• **SUPPLIED ENTRIES**
○ ○ ○ ○

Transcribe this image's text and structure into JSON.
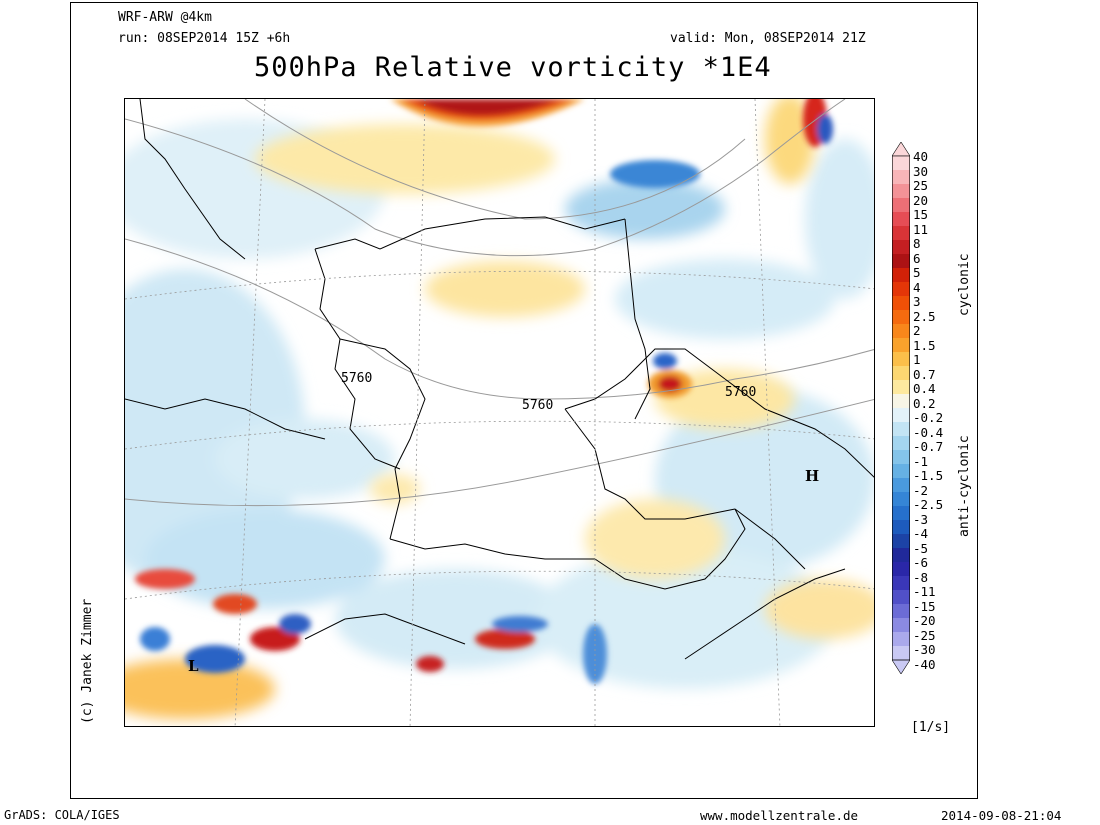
{
  "header": {
    "model": "WRF-ARW @4km",
    "run": "run: 08SEP2014 15Z +6h",
    "valid": "valid: Mon, 08SEP2014 21Z",
    "title": "500hPa Relative vorticity *1E4"
  },
  "map": {
    "contour_labels": [
      "5760",
      "5760",
      "5760"
    ],
    "pressure_centers": [
      "H",
      "L"
    ],
    "copyright": "(c) Janek Zimmer"
  },
  "legend": {
    "labels": [
      "40",
      "30",
      "25",
      "20",
      "15",
      "11",
      "8",
      "6",
      "5",
      "4",
      "3",
      "2.5",
      "2",
      "1.5",
      "1",
      "0.7",
      "0.4",
      "0.2",
      "-0.2",
      "-0.4",
      "-0.7",
      "-1",
      "-1.5",
      "-2",
      "-2.5",
      "-3",
      "-4",
      "-5",
      "-6",
      "-8",
      "-11",
      "-15",
      "-20",
      "-25",
      "-30",
      "-40"
    ],
    "colors": [
      "#fbd7d9",
      "#f8b5b8",
      "#f39297",
      "#ed6f76",
      "#e64d55",
      "#d93437",
      "#c41f22",
      "#ac1214",
      "#d22108",
      "#e43608",
      "#ef5007",
      "#f56b0f",
      "#f8871b",
      "#f9a22c",
      "#fbbf4a",
      "#fcd771",
      "#fde99f",
      "#f7f5e6",
      "#e3f2f9",
      "#c3e4f4",
      "#a4d5ef",
      "#84c4ea",
      "#66b1e4",
      "#4a9ade",
      "#3585d6",
      "#2670cc",
      "#1d5bbd",
      "#1c43a6",
      "#20299a",
      "#2a27a8",
      "#3a37b8",
      "#5150c8",
      "#6c6cd6",
      "#8b8ae2",
      "#aaa9ec",
      "#c9c9f4"
    ],
    "cyclonic_label": "cyclonic",
    "anticyclonic_label": "anti-cyclonic",
    "units": "[1/s]"
  },
  "footer": {
    "left": "GrADS: COLA/IGES",
    "center": "www.modellzentrale.de",
    "right": "2014-09-08-21:04"
  }
}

○ ○ ○ ○

• **TASK STATEMENT**
Across the entries, how many lines hold the word "cyclonic"? Say only the number.

• **CORRECT RESPONSE**
2